_TASK INSTRUCTIONS_.
The records are to be restated in their entirety, word for word.

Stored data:
----

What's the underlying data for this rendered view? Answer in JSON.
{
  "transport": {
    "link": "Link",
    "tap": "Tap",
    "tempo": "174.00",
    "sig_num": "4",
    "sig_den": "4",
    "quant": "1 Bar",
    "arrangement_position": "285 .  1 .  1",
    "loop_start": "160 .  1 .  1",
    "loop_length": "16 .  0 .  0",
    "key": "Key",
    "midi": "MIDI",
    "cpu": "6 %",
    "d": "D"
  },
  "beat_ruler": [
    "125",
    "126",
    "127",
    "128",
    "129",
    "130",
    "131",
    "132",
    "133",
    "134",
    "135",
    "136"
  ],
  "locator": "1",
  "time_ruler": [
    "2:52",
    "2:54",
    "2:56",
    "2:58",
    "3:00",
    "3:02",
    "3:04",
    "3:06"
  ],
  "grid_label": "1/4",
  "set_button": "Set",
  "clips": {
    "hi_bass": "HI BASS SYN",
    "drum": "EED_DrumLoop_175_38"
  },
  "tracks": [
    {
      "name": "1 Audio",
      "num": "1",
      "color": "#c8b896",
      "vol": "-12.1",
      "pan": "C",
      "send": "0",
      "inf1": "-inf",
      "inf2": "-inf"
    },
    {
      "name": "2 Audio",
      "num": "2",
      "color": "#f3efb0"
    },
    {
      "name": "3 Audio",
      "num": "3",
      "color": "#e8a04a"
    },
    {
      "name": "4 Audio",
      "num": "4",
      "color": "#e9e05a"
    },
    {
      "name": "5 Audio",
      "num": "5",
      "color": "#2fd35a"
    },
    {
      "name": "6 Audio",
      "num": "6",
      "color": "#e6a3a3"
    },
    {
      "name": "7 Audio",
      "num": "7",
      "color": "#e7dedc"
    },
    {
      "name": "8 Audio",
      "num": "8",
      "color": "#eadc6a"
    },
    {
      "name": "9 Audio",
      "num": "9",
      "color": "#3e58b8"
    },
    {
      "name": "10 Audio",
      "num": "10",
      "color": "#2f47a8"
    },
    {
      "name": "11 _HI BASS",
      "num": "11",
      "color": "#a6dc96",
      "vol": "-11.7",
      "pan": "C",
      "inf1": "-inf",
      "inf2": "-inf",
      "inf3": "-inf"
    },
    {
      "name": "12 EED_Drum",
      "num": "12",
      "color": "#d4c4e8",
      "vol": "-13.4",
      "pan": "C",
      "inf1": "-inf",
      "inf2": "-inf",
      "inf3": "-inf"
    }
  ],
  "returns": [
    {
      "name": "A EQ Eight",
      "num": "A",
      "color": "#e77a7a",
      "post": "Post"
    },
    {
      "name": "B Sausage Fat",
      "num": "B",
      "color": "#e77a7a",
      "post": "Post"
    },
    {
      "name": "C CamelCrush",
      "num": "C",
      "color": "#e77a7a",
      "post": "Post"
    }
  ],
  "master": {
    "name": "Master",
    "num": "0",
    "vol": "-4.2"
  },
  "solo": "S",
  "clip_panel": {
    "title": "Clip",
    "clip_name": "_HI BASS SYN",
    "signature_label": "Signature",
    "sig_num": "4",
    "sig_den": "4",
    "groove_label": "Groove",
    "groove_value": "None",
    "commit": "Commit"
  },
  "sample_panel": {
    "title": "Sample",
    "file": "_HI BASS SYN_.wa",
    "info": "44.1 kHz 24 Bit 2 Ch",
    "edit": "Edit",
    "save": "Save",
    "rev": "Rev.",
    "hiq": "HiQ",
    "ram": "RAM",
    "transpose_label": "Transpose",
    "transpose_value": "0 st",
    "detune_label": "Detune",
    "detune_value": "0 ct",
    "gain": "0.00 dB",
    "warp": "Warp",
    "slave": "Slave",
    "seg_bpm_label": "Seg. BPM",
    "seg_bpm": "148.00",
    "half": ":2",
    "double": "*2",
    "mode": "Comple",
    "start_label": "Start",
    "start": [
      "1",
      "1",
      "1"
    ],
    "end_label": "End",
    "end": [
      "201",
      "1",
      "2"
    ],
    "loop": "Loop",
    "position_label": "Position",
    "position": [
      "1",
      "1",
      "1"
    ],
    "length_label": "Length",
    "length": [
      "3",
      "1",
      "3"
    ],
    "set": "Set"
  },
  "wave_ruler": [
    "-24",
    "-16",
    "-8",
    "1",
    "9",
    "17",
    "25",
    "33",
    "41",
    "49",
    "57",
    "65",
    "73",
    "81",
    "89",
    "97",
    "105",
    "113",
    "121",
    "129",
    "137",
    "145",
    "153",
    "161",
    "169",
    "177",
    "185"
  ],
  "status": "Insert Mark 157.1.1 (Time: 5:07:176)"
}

----

_COMPLETE OUTPUT_.
What's the underlying data for this rendered view? Answer in JSON.
{
  "transport": {
    "link": "Link",
    "tap": "Tap",
    "tempo": "174.00",
    "sig_num": "4",
    "sig_den": "4",
    "quant": "1 Bar",
    "arrangement_position": "285 .  1 .  1",
    "loop_start": "160 .  1 .  1",
    "loop_length": "16 .  0 .  0",
    "key": "Key",
    "midi": "MIDI",
    "cpu": "6 %",
    "d": "D"
  },
  "beat_ruler": [
    "125",
    "126",
    "127",
    "128",
    "129",
    "130",
    "131",
    "132",
    "133",
    "134",
    "135",
    "136"
  ],
  "locator": "1",
  "time_ruler": [
    "2:52",
    "2:54",
    "2:56",
    "2:58",
    "3:00",
    "3:02",
    "3:04",
    "3:06"
  ],
  "grid_label": "1/4",
  "set_button": "Set",
  "clips": {
    "hi_bass": "HI BASS SYN",
    "drum": "EED_DrumLoop_175_38"
  },
  "tracks": [
    {
      "name": "1 Audio",
      "num": "1",
      "color": "#c8b896",
      "vol": "-12.1",
      "pan": "C",
      "send": "0",
      "inf1": "-inf",
      "inf2": "-inf"
    },
    {
      "name": "2 Audio",
      "num": "2",
      "color": "#f3efb0"
    },
    {
      "name": "3 Audio",
      "num": "3",
      "color": "#e8a04a"
    },
    {
      "name": "4 Audio",
      "num": "4",
      "color": "#e9e05a"
    },
    {
      "name": "5 Audio",
      "num": "5",
      "color": "#2fd35a"
    },
    {
      "name": "6 Audio",
      "num": "6",
      "color": "#e6a3a3"
    },
    {
      "name": "7 Audio",
      "num": "7",
      "color": "#e7dedc"
    },
    {
      "name": "8 Audio",
      "num": "8",
      "color": "#eadc6a"
    },
    {
      "name": "9 Audio",
      "num": "9",
      "color": "#3e58b8"
    },
    {
      "name": "10 Audio",
      "num": "10",
      "color": "#2f47a8"
    },
    {
      "name": "11 _HI BASS",
      "num": "11",
      "color": "#a6dc96",
      "vol": "-11.7",
      "pan": "C",
      "inf1": "-inf",
      "inf2": "-inf",
      "inf3": "-inf"
    },
    {
      "name": "12 EED_Drum",
      "num": "12",
      "color": "#d4c4e8",
      "vol": "-13.4",
      "pan": "C",
      "inf1": "-inf",
      "inf2": "-inf",
      "inf3": "-inf"
    }
  ],
  "returns": [
    {
      "name": "A EQ Eight",
      "num": "A",
      "color": "#e77a7a",
      "post": "Post"
    },
    {
      "name": "B Sausage Fat",
      "num": "B",
      "color": "#e77a7a",
      "post": "Post"
    },
    {
      "name": "C CamelCrush",
      "num": "C",
      "color": "#e77a7a",
      "post": "Post"
    }
  ],
  "master": {
    "name": "Master",
    "num": "0",
    "vol": "-4.2"
  },
  "solo": "S",
  "clip_panel": {
    "title": "Clip",
    "clip_name": "_HI BASS SYN",
    "signature_label": "Signature",
    "sig_num": "4",
    "sig_den": "4",
    "groove_label": "Groove",
    "groove_value": "None",
    "commit": "Commit"
  },
  "sample_panel": {
    "title": "Sample",
    "file": "_HI BASS SYN_.wa",
    "info": "44.1 kHz 24 Bit 2 Ch",
    "edit": "Edit",
    "save": "Save",
    "rev": "Rev.",
    "hiq": "HiQ",
    "ram": "RAM",
    "transpose_label": "Transpose",
    "transpose_value": "0 st",
    "detune_label": "Detune",
    "detune_value": "0 ct",
    "gain": "0.00 dB",
    "warp": "Warp",
    "slave": "Slave",
    "seg_bpm_label": "Seg. BPM",
    "seg_bpm": "148.00",
    "half": ":2",
    "double": "*2",
    "mode": "Comple",
    "start_label": "Start",
    "start": [
      "1",
      "1",
      "1"
    ],
    "end_label": "End",
    "end": [
      "201",
      "1",
      "2"
    ],
    "loop": "Loop",
    "position_label": "Position",
    "position": [
      "1",
      "1",
      "1"
    ],
    "length_label": "Length",
    "length": [
      "3",
      "1",
      "3"
    ],
    "set": "Set"
  },
  "wave_ruler": [
    "-24",
    "-16",
    "-8",
    "1",
    "9",
    "17",
    "25",
    "33",
    "41",
    "49",
    "57",
    "65",
    "73",
    "81",
    "89",
    "97",
    "105",
    "113",
    "121",
    "129",
    "137",
    "145",
    "153",
    "161",
    "169",
    "177",
    "185"
  ],
  "status": "Insert Mark 157.1.1 (Time: 5:07:176)"
}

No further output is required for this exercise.